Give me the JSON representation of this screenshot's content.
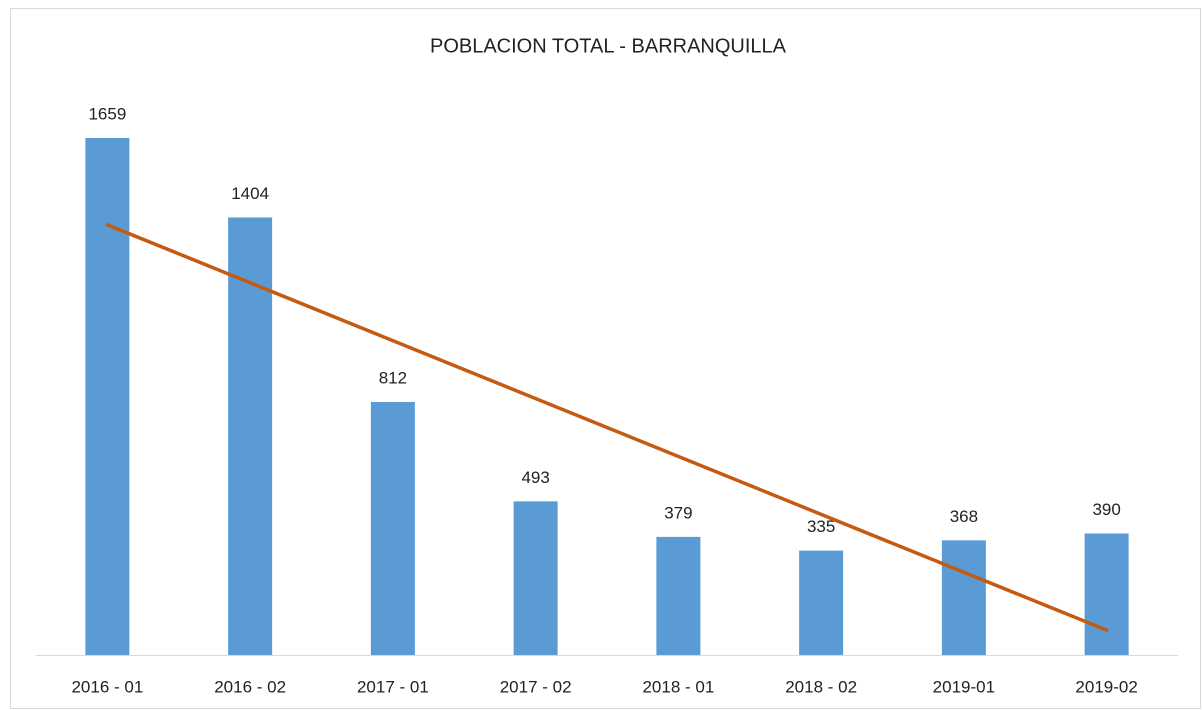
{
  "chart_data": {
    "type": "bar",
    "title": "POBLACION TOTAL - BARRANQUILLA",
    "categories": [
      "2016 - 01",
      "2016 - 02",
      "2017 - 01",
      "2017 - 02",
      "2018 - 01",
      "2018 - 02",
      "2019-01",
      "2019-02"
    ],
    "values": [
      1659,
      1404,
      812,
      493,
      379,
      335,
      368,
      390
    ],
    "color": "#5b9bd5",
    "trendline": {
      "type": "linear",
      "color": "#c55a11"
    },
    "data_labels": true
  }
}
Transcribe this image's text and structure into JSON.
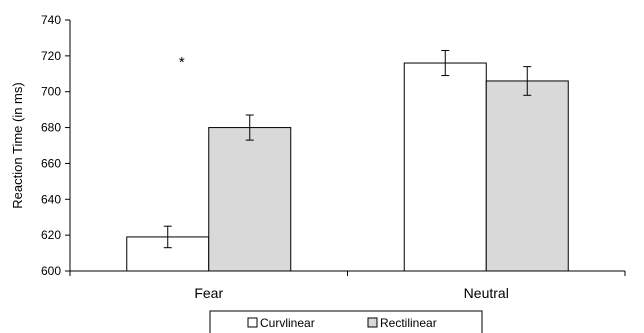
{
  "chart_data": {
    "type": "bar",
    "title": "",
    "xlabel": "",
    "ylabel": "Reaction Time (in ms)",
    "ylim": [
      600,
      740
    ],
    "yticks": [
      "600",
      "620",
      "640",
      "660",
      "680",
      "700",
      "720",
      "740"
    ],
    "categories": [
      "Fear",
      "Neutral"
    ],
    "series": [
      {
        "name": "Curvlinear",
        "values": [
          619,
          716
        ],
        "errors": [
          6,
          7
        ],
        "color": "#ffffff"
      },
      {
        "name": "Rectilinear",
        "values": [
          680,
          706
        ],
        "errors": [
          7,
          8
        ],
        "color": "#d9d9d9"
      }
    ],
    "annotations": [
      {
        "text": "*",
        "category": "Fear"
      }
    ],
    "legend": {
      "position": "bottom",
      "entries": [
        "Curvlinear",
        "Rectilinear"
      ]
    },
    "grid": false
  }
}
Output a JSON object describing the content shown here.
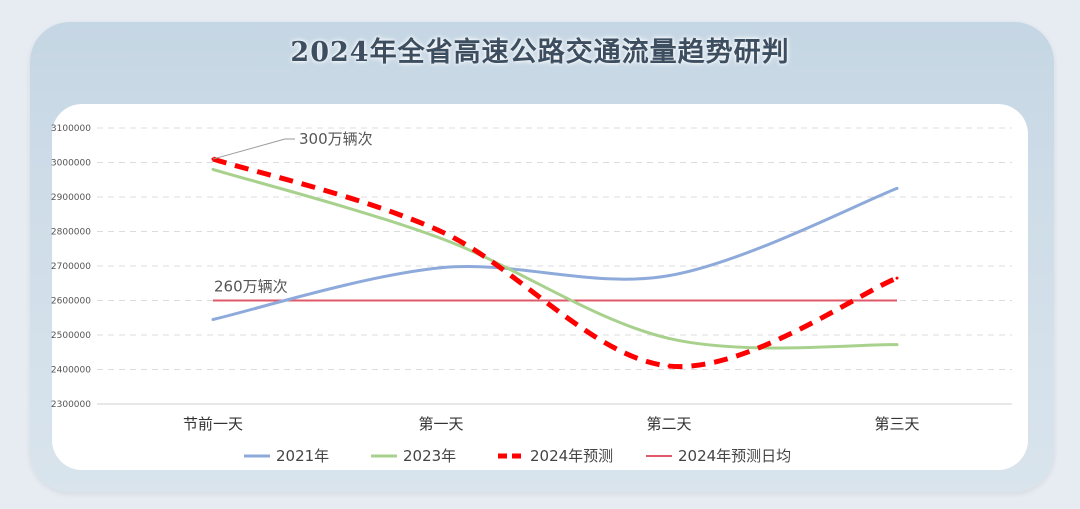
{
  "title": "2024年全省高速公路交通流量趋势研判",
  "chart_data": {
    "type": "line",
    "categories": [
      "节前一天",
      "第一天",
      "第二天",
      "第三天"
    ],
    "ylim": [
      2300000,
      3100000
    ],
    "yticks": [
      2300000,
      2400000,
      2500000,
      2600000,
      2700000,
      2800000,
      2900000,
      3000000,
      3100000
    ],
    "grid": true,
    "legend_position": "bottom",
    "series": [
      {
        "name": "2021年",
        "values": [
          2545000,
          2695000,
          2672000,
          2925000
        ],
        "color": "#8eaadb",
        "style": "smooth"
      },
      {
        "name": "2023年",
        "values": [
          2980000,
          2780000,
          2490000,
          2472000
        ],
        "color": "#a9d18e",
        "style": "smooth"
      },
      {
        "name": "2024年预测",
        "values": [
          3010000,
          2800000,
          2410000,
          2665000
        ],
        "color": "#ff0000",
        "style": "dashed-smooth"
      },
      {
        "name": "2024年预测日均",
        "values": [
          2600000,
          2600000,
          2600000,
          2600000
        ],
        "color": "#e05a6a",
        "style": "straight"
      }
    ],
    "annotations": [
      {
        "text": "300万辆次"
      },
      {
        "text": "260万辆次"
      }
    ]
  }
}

----

* _WHAT IS NEEDED_
Restate the entire listing word for word, excluding pictures.

* _THE COMPLETED TASK_
Give me the JSON representation of this screenshot's content.
{
  "chart_data": {
    "type": "bar",
    "title": "POBLACION TOTAL - BARRANQUILLA",
    "categories": [
      "2016 - 01",
      "2016 - 02",
      "2017 - 01",
      "2017 - 02",
      "2018 - 01",
      "2018 - 02",
      "2019-01",
      "2019-02"
    ],
    "values": [
      1659,
      1404,
      812,
      493,
      379,
      335,
      368,
      390
    ],
    "color": "#5b9bd5",
    "trendline": {
      "type": "linear",
      "color": "#c55a11"
    },
    "data_labels": true
  }
}
Transcribe this image's text and structure into JSON.
{
  "chart_data": {
    "type": "bar",
    "title": "",
    "xlabel": "",
    "ylabel": "Reaction Time (in ms)",
    "ylim": [
      600,
      740
    ],
    "yticks": [
      "600",
      "620",
      "640",
      "660",
      "680",
      "700",
      "720",
      "740"
    ],
    "categories": [
      "Fear",
      "Neutral"
    ],
    "series": [
      {
        "name": "Curvlinear",
        "values": [
          619,
          716
        ],
        "errors": [
          6,
          7
        ],
        "color": "#ffffff"
      },
      {
        "name": "Rectilinear",
        "values": [
          680,
          706
        ],
        "errors": [
          7,
          8
        ],
        "color": "#d9d9d9"
      }
    ],
    "annotations": [
      {
        "text": "*",
        "category": "Fear"
      }
    ],
    "legend": {
      "position": "bottom",
      "entries": [
        "Curvlinear",
        "Rectilinear"
      ]
    },
    "grid": false
  }
}
Output a JSON object describing the content shown here.
{
  "title": "2024年全省高速公路交通流量趋势研判",
  "chart_data": {
    "type": "line",
    "categories": [
      "节前一天",
      "第一天",
      "第二天",
      "第三天"
    ],
    "ylim": [
      2300000,
      3100000
    ],
    "yticks": [
      2300000,
      2400000,
      2500000,
      2600000,
      2700000,
      2800000,
      2900000,
      3000000,
      3100000
    ],
    "grid": true,
    "legend_position": "bottom",
    "series": [
      {
        "name": "2021年",
        "values": [
          2545000,
          2695000,
          2672000,
          2925000
        ],
        "color": "#8eaadb",
        "style": "smooth"
      },
      {
        "name": "2023年",
        "values": [
          2980000,
          2780000,
          2490000,
          2472000
        ],
        "color": "#a9d18e",
        "style": "smooth"
      },
      {
        "name": "2024年预测",
        "values": [
          3010000,
          2800000,
          2410000,
          2665000
        ],
        "color": "#ff0000",
        "style": "dashed-smooth"
      },
      {
        "name": "2024年预测日均",
        "values": [
          2600000,
          2600000,
          2600000,
          2600000
        ],
        "color": "#e05a6a",
        "style": "straight"
      }
    ],
    "annotations": [
      {
        "text": "300万辆次"
      },
      {
        "text": "260万辆次"
      }
    ]
  }
}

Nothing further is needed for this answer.